### Exercise description
Your answer should be one number: the count of lines in these entries that hold the word "System".

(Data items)
________
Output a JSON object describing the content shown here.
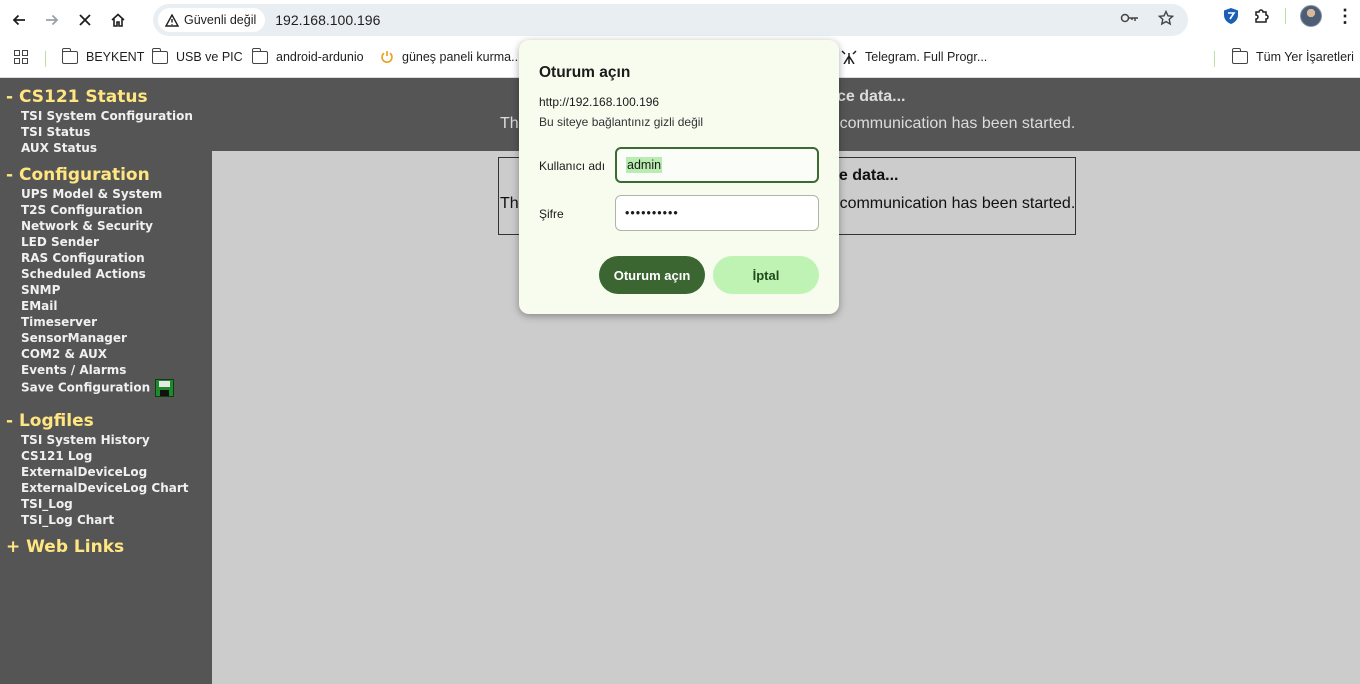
{
  "browser": {
    "security_label": "Güvenli değil",
    "url": "192.168.100.196"
  },
  "bookmarks": [
    {
      "label": "BEYKENT",
      "icon": "folder-icon"
    },
    {
      "label": "USB ve PIC",
      "icon": "folder-icon"
    },
    {
      "label": "android-ardunio",
      "icon": "folder-icon"
    },
    {
      "label": "güneş paneli kurma...",
      "icon": "power-icon"
    },
    {
      "label": "Telegram. Full Progr...",
      "icon": "antenna-icon"
    },
    {
      "label": "Tüm Yer İşaretleri",
      "icon": "folder-icon"
    }
  ],
  "sidebar": {
    "sections": [
      {
        "title": "- CS121 Status",
        "items": [
          "TSI System Configuration",
          "TSI Status",
          "AUX Status"
        ]
      },
      {
        "title": "- Configuration",
        "items": [
          "UPS Model & System",
          "T2S Configuration",
          "Network & Security",
          "LED Sender",
          "RAS Configuration",
          "Scheduled Actions",
          "SNMP",
          "EMail",
          "Timeserver",
          "SensorManager",
          "COM2 & AUX",
          "Events / Alarms",
          "Save Configuration"
        ]
      },
      {
        "title": "- Logfiles",
        "items": [
          "TSI System History",
          "CS121 Log",
          "ExternalDeviceLog",
          "ExternalDeviceLog Chart",
          "TSI_Log",
          "TSI_Log Chart"
        ]
      },
      {
        "title": "+ Web Links",
        "items": []
      }
    ]
  },
  "main": {
    "banner_title_fragment": "ce data...",
    "banner_text_left": "Th",
    "banner_text_right": "communication has been started.",
    "box_title_fragment": "ce data...",
    "box_text_left": "Th",
    "box_text_right": "communication has been started."
  },
  "dialog": {
    "title": "Oturum açın",
    "origin": "http://192.168.100.196",
    "warning": "Bu siteye bağlantınız gizli değil",
    "username_label": "Kullanıcı adı",
    "username_value": "admin",
    "password_label": "Şifre",
    "password_value": "••••••••••",
    "submit_label": "Oturum açın",
    "cancel_label": "İptal"
  },
  "colors": {
    "sidebar_bg": "#555555",
    "heading": "#ffe680",
    "page_bg": "#cccccc",
    "dialog_bg": "#f7fcef",
    "primary_button": "#3b6632",
    "secondary_button": "#bff3b4"
  }
}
________
### In response
3